Short problem:
The records below are to be repeated in full, exactly as they are.

-.-.-

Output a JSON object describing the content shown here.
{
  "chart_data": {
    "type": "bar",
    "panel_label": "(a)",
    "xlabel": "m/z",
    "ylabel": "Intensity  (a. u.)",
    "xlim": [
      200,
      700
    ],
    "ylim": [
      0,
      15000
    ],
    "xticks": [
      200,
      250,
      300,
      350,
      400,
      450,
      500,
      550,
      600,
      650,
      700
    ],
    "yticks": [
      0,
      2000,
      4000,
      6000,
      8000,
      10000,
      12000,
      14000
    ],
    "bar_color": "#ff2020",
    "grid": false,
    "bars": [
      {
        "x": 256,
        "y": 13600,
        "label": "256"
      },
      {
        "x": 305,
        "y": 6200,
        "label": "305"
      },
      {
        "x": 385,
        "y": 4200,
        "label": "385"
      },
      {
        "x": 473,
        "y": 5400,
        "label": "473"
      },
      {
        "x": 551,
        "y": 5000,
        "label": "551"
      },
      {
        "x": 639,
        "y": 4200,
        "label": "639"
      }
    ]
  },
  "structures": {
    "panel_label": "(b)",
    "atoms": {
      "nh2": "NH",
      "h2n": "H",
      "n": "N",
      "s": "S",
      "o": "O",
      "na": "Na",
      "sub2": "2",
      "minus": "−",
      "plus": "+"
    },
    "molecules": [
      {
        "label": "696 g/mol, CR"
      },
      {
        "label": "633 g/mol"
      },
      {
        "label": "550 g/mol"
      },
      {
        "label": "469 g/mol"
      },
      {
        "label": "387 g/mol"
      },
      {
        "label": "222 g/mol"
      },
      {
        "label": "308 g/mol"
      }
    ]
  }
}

-.-.-

Answer to this exercise:
Output a JSON object describing the content shown here.
{
  "chart_data": {
    "type": "bar",
    "panel_label": "(a)",
    "xlabel": "m/z",
    "ylabel": "Intensity  (a. u.)",
    "xlim": [
      200,
      700
    ],
    "ylim": [
      0,
      15000
    ],
    "xticks": [
      200,
      250,
      300,
      350,
      400,
      450,
      500,
      550,
      600,
      650,
      700
    ],
    "yticks": [
      0,
      2000,
      4000,
      6000,
      8000,
      10000,
      12000,
      14000
    ],
    "bar_color": "#ff2020",
    "grid": false,
    "bars": [
      {
        "x": 256,
        "y": 13600,
        "label": "256"
      },
      {
        "x": 305,
        "y": 6200,
        "label": "305"
      },
      {
        "x": 385,
        "y": 4200,
        "label": "385"
      },
      {
        "x": 473,
        "y": 5400,
        "label": "473"
      },
      {
        "x": 551,
        "y": 5000,
        "label": "551"
      },
      {
        "x": 639,
        "y": 4200,
        "label": "639"
      }
    ]
  },
  "structures": {
    "panel_label": "(b)",
    "atoms": {
      "nh2": "NH",
      "h2n": "H",
      "n": "N",
      "s": "S",
      "o": "O",
      "na": "Na",
      "sub2": "2",
      "minus": "−",
      "plus": "+"
    },
    "molecules": [
      {
        "label": "696 g/mol, CR"
      },
      {
        "label": "633 g/mol"
      },
      {
        "label": "550 g/mol"
      },
      {
        "label": "469 g/mol"
      },
      {
        "label": "387 g/mol"
      },
      {
        "label": "222 g/mol"
      },
      {
        "label": "308 g/mol"
      }
    ]
  }
}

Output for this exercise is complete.